**What you have to do**
Give the records again exactly as written. Leave out the pictures.

**Supplied records**
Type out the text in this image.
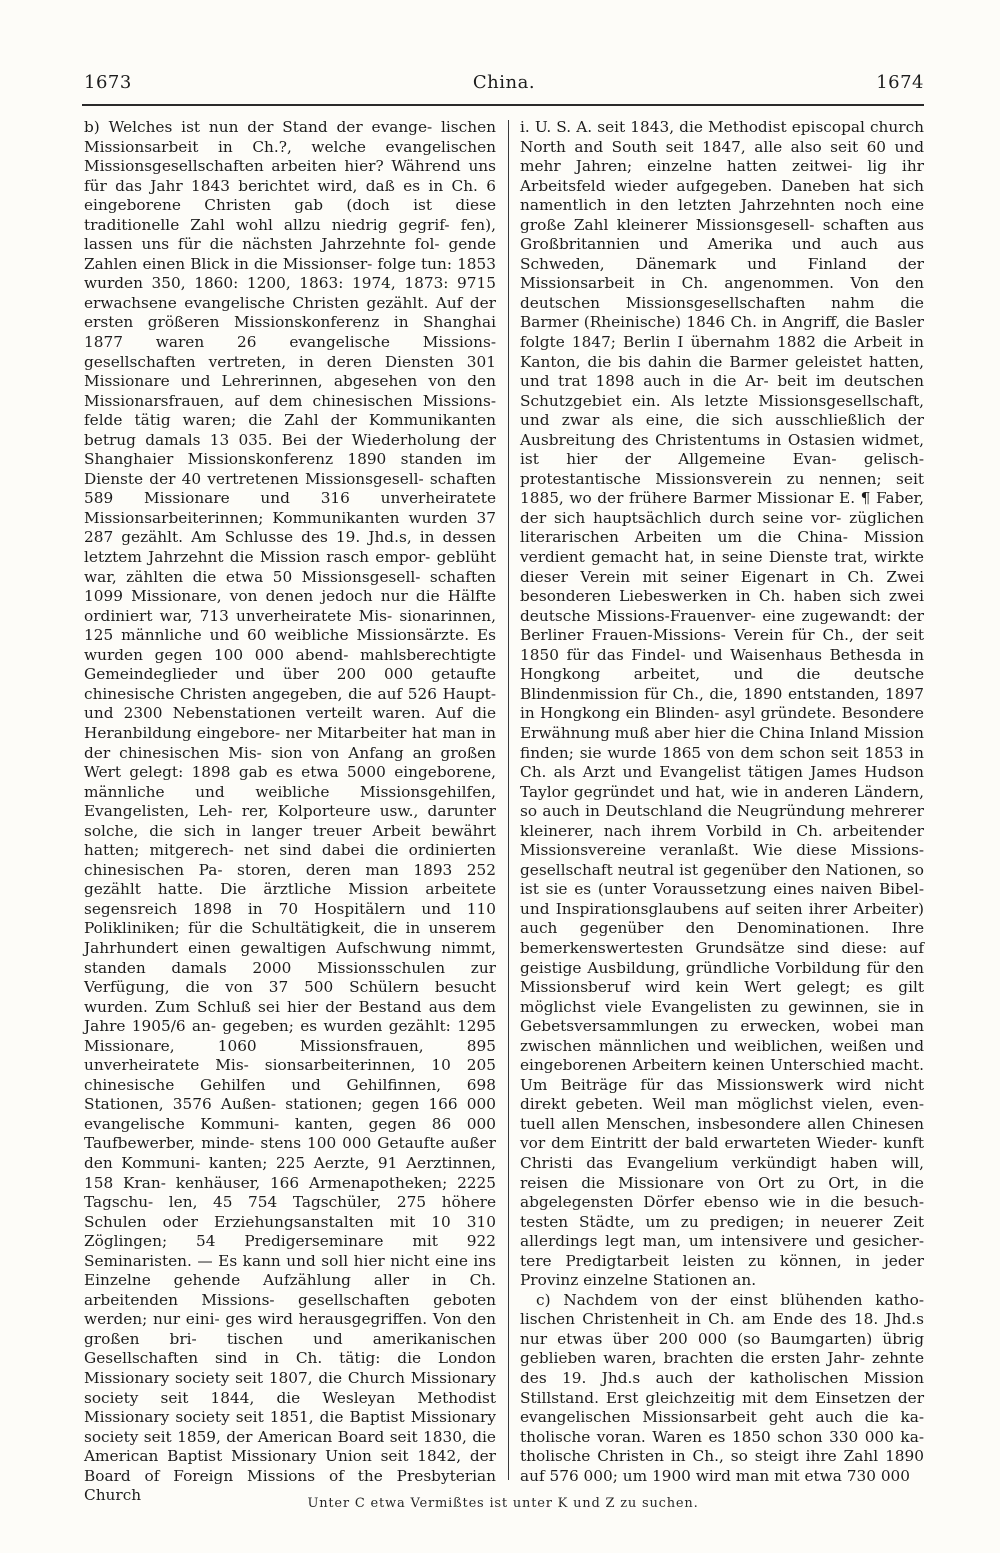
1673	China.	1674

b) Welches ist nun der Stand der evange- lischen Missionsarbeit in Ch.?, welche evangelischen Missionsgesellschaften arbeiten hier? Während uns für das Jahr 1843 berichtet wird, daß es in Ch. 6 eingeborene Christen gab (doch ist diese traditionelle Zahl wohl allzu niedrig gegrif- fen), lassen uns für die nächsten Jahrzehnte fol- gende Zahlen einen Blick in die Missionser- folge tun: 1853 wurden 350, 1860: 1200, 1863: 1974, 1873: 9715 erwachsene evangelische Christen gezählt. Auf der ersten größeren Missionskonferenz in Shanghai 1877 waren 26 evangelische Missions- gesellschaften vertreten, in deren Diensten 301 Missionare und Lehrerinnen, abgesehen von den Missionarsfrauen, auf dem chinesischen Missions- felde tätig waren; die Zahl der Kommunikanten betrug damals 13 035. Bei der Wiederholung der Shanghaier Missionskonferenz 1890 standen im Dienste der 40 vertretenen Missionsgesell- schaften 589 Missionare und 316 unverheiratete Missionsarbeiterinnen; Kommunikanten wurden 37 287 gezählt. Am Schlusse des 19. Jhd.s, in dessen letztem Jahrzehnt die Mission rasch empor- geblüht war, zählten die etwa 50 Missionsgesell- schaften 1099 Missionare, von denen jedoch nur die Hälfte ordiniert war, 713 unverheiratete Mis- sionarinnen, 125 männliche und 60 weibliche Missionsärzte. Es wurden gegen 100 000 abend- mahlsberechtigte Gemeindeglieder und über 200 000 getaufte chinesische Christen angegeben, die auf 526 Haupt- und 2300 Nebenstationen verteilt waren. Auf die Heranbildung eingebore- ner Mitarbeiter hat man in der chinesischen Mis- sion von Anfang an großen Wert gelegt: 1898 gab es etwa 5000 eingeborene, männliche und weibliche Missionsgehilfen, Evangelisten, Leh- rer, Kolporteure usw., darunter solche, die sich in langer treuer Arbeit bewährt hatten; mitgerech- net sind dabei die ordinierten chinesischen Pa- storen, deren man 1893 252 gezählt hatte. Die ärztliche Mission arbeitete segensreich 1898 in 70 Hospitälern und 110 Polikliniken; für die Schultätigkeit, die in unserem Jahrhundert einen gewaltigen Aufschwung nimmt, standen damals 2000 Missionsschulen zur Verfügung, die von 37 500 Schülern besucht wurden. Zum Schluß sei hier der Bestand aus dem Jahre 1905/6 an- gegeben; es wurden gezählt: 1295 Missionare, 1060 Missionsfrauen, 895 unverheiratete Mis- sionsarbeiterinnen, 10 205 chinesische Gehilfen und Gehilfinnen, 698 Stationen, 3576 Außen- stationen; gegen 166 000 evangelische Kommuni- kanten, gegen 86 000 Taufbewerber, minde- stens 100 000 Getaufte außer den Kommuni- kanten; 225 Aerzte, 91 Aerztinnen, 158 Kran- kenhäuser, 166 Armenapotheken; 2225 Tagschu- len, 45 754 Tagschüler, 275 höhere Schulen oder Erziehungsanstalten mit 10 310 Zöglingen; 54 Predigerseminare mit 922 Seminaristen. — Es kann und soll hier nicht eine ins Einzelne gehende Aufzählung aller in Ch. arbeitenden Missions- gesellschaften geboten werden; nur eini- ges wird herausgegriffen. Von den großen bri- tischen und amerikanischen Gesellschaften sind in Ch. tätig: die London Missionary society seit 1807, die Church Missionary society seit 1844, die Wesleyan Methodist Missionary society seit 1851, die Baptist Missionary society seit 1859, der American Board seit 1830, die American Baptist Missionary Union seit 1842, der Board of Foreign Missions of the Presbyterian Church

i. U. S. A. seit 1843, die Methodist episcopal church North and South seit 1847, alle also seit 60 und mehr Jahren; einzelne hatten zeitwei- lig ihr Arbeitsfeld wieder aufgegeben. Daneben hat sich namentlich in den letzten Jahrzehnten noch eine große Zahl kleinerer Missionsgesell- schaften aus Großbritannien und Amerika und auch aus Schweden, Dänemark und Finland der Missionsarbeit in Ch. angenommen. Von den deutschen Missionsgesellschaften nahm die Barmer (Rheinische) 1846 Ch. in Angriff, die Basler folgte 1847; Berlin I übernahm 1882 die Arbeit in Kanton, die bis dahin die Barmer geleistet hatten, und trat 1898 auch in die Ar- beit im deutschen Schutzgebiet ein. Als letzte Missionsgesellschaft, und zwar als eine, die sich ausschließlich der Ausbreitung des Christentums in Ostasien widmet, ist hier der Allgemeine Evan- gelisch-protestantische Missionsverein zu nennen; seit 1885, wo der frühere Barmer Missionar E. ¶ Faber, der sich hauptsächlich durch seine vor- züglichen literarischen Arbeiten um die China- Mission verdient gemacht hat, in seine Dienste trat, wirkte dieser Verein mit seiner Eigenart in Ch. Zwei besonderen Liebeswerken in Ch. haben sich zwei deutsche Missions-Frauenver- eine zugewandt: der Berliner Frauen-Missions- Verein für Ch., der seit 1850 für das Findel- und Waisenhaus Bethesda in Hongkong arbeitet, und die deutsche Blindenmission für Ch., die, 1890 entstanden, 1897 in Hongkong ein Blinden- asyl gründete. Besondere Erwähnung muß aber hier die China Inland Mission finden; sie wurde 1865 von dem schon seit 1853 in Ch. als Arzt und Evangelist tätigen James Hudson Taylor gegründet und hat, wie in anderen Ländern, so auch in Deutschland die Neugründung mehrerer kleinerer, nach ihrem Vorbild in Ch. arbeitender Missionsvereine veranlaßt. Wie diese Missions- gesellschaft neutral ist gegenüber den Nationen, so ist sie es (unter Voraussetzung eines naiven Bibel- und Inspirationsglaubens auf seiten ihrer Arbeiter) auch gegenüber den Denominationen. Ihre bemerkenswertesten Grundsätze sind diese: auf geistige Ausbildung, gründliche Vorbildung für den Missionsberuf wird kein Wert gelegt; es gilt möglichst viele Evangelisten zu gewinnen, sie in Gebetsversammlungen zu erwecken, wobei man zwischen männlichen und weiblichen, weißen und eingeborenen Arbeitern keinen Unterschied macht. Um Beiträge für das Missionswerk wird nicht direkt gebeten. Weil man möglichst vielen, even- tuell allen Menschen, insbesondere allen Chinesen vor dem Eintritt der bald erwarteten Wieder- kunft Christi das Evangelium verkündigt haben will, reisen die Missionare von Ort zu Ort, in die abgelegensten Dörfer ebenso wie in die besuch- testen Städte, um zu predigen; in neuerer Zeit allerdings legt man, um intensivere und gesicher- tere Predigtarbeit leisten zu können, in jeder Provinz einzelne Stationen an.

c) Nachdem von der einst blühenden katho- lischen Christenheit in Ch. am Ende des 18. Jhd.s nur etwas über 200 000 (so Baumgarten) übrig geblieben waren, brachten die ersten Jahr- zehnte des 19. Jhd.s auch der katholischen Mission Stillstand. Erst gleichzeitig mit dem Einsetzen der evangelischen Missionsarbeit geht auch die ka- tholische voran. Waren es 1850 schon 330 000 ka- tholische Christen in Ch., so steigt ihre Zahl 1890 auf 576 000; um 1900 wird man mit etwa 730 000

Unter C etwa Vermißtes ist unter K und Z zu suchen.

**Response area**
Type out the text in this image.
1673	China.	1674

b) Welches ist nun der Stand der evange- lischen Missionsarbeit in Ch.?, welche evangelischen Missionsgesellschaften arbeiten hier? Während uns für das Jahr 1843 berichtet wird, daß es in Ch. 6 eingeborene Christen gab (doch ist diese traditionelle Zahl wohl allzu niedrig gegrif- fen), lassen uns für die nächsten Jahrzehnte fol- gende Zahlen einen Blick in die Missionser- folge tun: 1853 wurden 350, 1860: 1200, 1863: 1974, 1873: 9715 erwachsene evangelische Christen gezählt. Auf der ersten größeren Missionskonferenz in Shanghai 1877 waren 26 evangelische Missions- gesellschaften vertreten, in deren Diensten 301 Missionare und Lehrerinnen, abgesehen von den Missionarsfrauen, auf dem chinesischen Missions- felde tätig waren; die Zahl der Kommunikanten betrug damals 13 035. Bei der Wiederholung der Shanghaier Missionskonferenz 1890 standen im Dienste der 40 vertretenen Missionsgesell- schaften 589 Missionare und 316 unverheiratete Missionsarbeiterinnen; Kommunikanten wurden 37 287 gezählt. Am Schlusse des 19. Jhd.s, in dessen letztem Jahrzehnt die Mission rasch empor- geblüht war, zählten die etwa 50 Missionsgesell- schaften 1099 Missionare, von denen jedoch nur die Hälfte ordiniert war, 713 unverheiratete Mis- sionarinnen, 125 männliche und 60 weibliche Missionsärzte. Es wurden gegen 100 000 abend- mahlsberechtigte Gemeindeglieder und über 200 000 getaufte chinesische Christen angegeben, die auf 526 Haupt- und 2300 Nebenstationen verteilt waren. Auf die Heranbildung eingebore- ner Mitarbeiter hat man in der chinesischen Mis- sion von Anfang an großen Wert gelegt: 1898 gab es etwa 5000 eingeborene, männliche und weibliche Missionsgehilfen, Evangelisten, Leh- rer, Kolporteure usw., darunter solche, die sich in langer treuer Arbeit bewährt hatten; mitgerech- net sind dabei die ordinierten chinesischen Pa- storen, deren man 1893 252 gezählt hatte. Die ärztliche Mission arbeitete segensreich 1898 in 70 Hospitälern und 110 Polikliniken; für die Schultätigkeit, die in unserem Jahrhundert einen gewaltigen Aufschwung nimmt, standen damals 2000 Missionsschulen zur Verfügung, die von 37 500 Schülern besucht wurden. Zum Schluß sei hier der Bestand aus dem Jahre 1905/6 an- gegeben; es wurden gezählt: 1295 Missionare, 1060 Missionsfrauen, 895 unverheiratete Mis- sionsarbeiterinnen, 10 205 chinesische Gehilfen und Gehilfinnen, 698 Stationen, 3576 Außen- stationen; gegen 166 000 evangelische Kommuni- kanten, gegen 86 000 Taufbewerber, minde- stens 100 000 Getaufte außer den Kommuni- kanten; 225 Aerzte, 91 Aerztinnen, 158 Kran- kenhäuser, 166 Armenapotheken; 2225 Tagschu- len, 45 754 Tagschüler, 275 höhere Schulen oder Erziehungsanstalten mit 10 310 Zöglingen; 54 Predigerseminare mit 922 Seminaristen. — Es kann und soll hier nicht eine ins Einzelne gehende Aufzählung aller in Ch. arbeitenden Missions- gesellschaften geboten werden; nur eini- ges wird herausgegriffen. Von den großen bri- tischen und amerikanischen Gesellschaften sind in Ch. tätig: die London Missionary society seit 1807, die Church Missionary society seit 1844, die Wesleyan Methodist Missionary society seit 1851, die Baptist Missionary society seit 1859, der American Board seit 1830, die American Baptist Missionary Union seit 1842, der Board of Foreign Missions of the Presbyterian Church

i. U. S. A. seit 1843, die Methodist episcopal church North and South seit 1847, alle also seit 60 und mehr Jahren; einzelne hatten zeitwei- lig ihr Arbeitsfeld wieder aufgegeben. Daneben hat sich namentlich in den letzten Jahrzehnten noch eine große Zahl kleinerer Missionsgesell- schaften aus Großbritannien und Amerika und auch aus Schweden, Dänemark und Finland der Missionsarbeit in Ch. angenommen. Von den deutschen Missionsgesellschaften nahm die Barmer (Rheinische) 1846 Ch. in Angriff, die Basler folgte 1847; Berlin I übernahm 1882 die Arbeit in Kanton, die bis dahin die Barmer geleistet hatten, und trat 1898 auch in die Ar- beit im deutschen Schutzgebiet ein. Als letzte Missionsgesellschaft, und zwar als eine, die sich ausschließlich der Ausbreitung des Christentums in Ostasien widmet, ist hier der Allgemeine Evan- gelisch-protestantische Missionsverein zu nennen; seit 1885, wo der frühere Barmer Missionar E. ¶ Faber, der sich hauptsächlich durch seine vor- züglichen literarischen Arbeiten um die China- Mission verdient gemacht hat, in seine Dienste trat, wirkte dieser Verein mit seiner Eigenart in Ch. Zwei besonderen Liebeswerken in Ch. haben sich zwei deutsche Missions-Frauenver- eine zugewandt: der Berliner Frauen-Missions- Verein für Ch., der seit 1850 für das Findel- und Waisenhaus Bethesda in Hongkong arbeitet, und die deutsche Blindenmission für Ch., die, 1890 entstanden, 1897 in Hongkong ein Blinden- asyl gründete. Besondere Erwähnung muß aber hier die China Inland Mission finden; sie wurde 1865 von dem schon seit 1853 in Ch. als Arzt und Evangelist tätigen James Hudson Taylor gegründet und hat, wie in anderen Ländern, so auch in Deutschland die Neugründung mehrerer kleinerer, nach ihrem Vorbild in Ch. arbeitender Missionsvereine veranlaßt. Wie diese Missions- gesellschaft neutral ist gegenüber den Nationen, so ist sie es (unter Voraussetzung eines naiven Bibel- und Inspirationsglaubens auf seiten ihrer Arbeiter) auch gegenüber den Denominationen. Ihre bemerkenswertesten Grundsätze sind diese: auf geistige Ausbildung, gründliche Vorbildung für den Missionsberuf wird kein Wert gelegt; es gilt möglichst viele Evangelisten zu gewinnen, sie in Gebetsversammlungen zu erwecken, wobei man zwischen männlichen und weiblichen, weißen und eingeborenen Arbeitern keinen Unterschied macht. Um Beiträge für das Missionswerk wird nicht direkt gebeten. Weil man möglichst vielen, even- tuell allen Menschen, insbesondere allen Chinesen vor dem Eintritt der bald erwarteten Wieder- kunft Christi das Evangelium verkündigt haben will, reisen die Missionare von Ort zu Ort, in die abgelegensten Dörfer ebenso wie in die besuch- testen Städte, um zu predigen; in neuerer Zeit allerdings legt man, um intensivere und gesicher- tere Predigtarbeit leisten zu können, in jeder Provinz einzelne Stationen an.

c) Nachdem von der einst blühenden katho- lischen Christenheit in Ch. am Ende des 18. Jhd.s nur etwas über 200 000 (so Baumgarten) übrig geblieben waren, brachten die ersten Jahr- zehnte des 19. Jhd.s auch der katholischen Mission Stillstand. Erst gleichzeitig mit dem Einsetzen der evangelischen Missionsarbeit geht auch die ka- tholische voran. Waren es 1850 schon 330 000 ka- tholische Christen in Ch., so steigt ihre Zahl 1890 auf 576 000; um 1900 wird man mit etwa 730 000

Unter C etwa Vermißtes ist unter K und Z zu suchen.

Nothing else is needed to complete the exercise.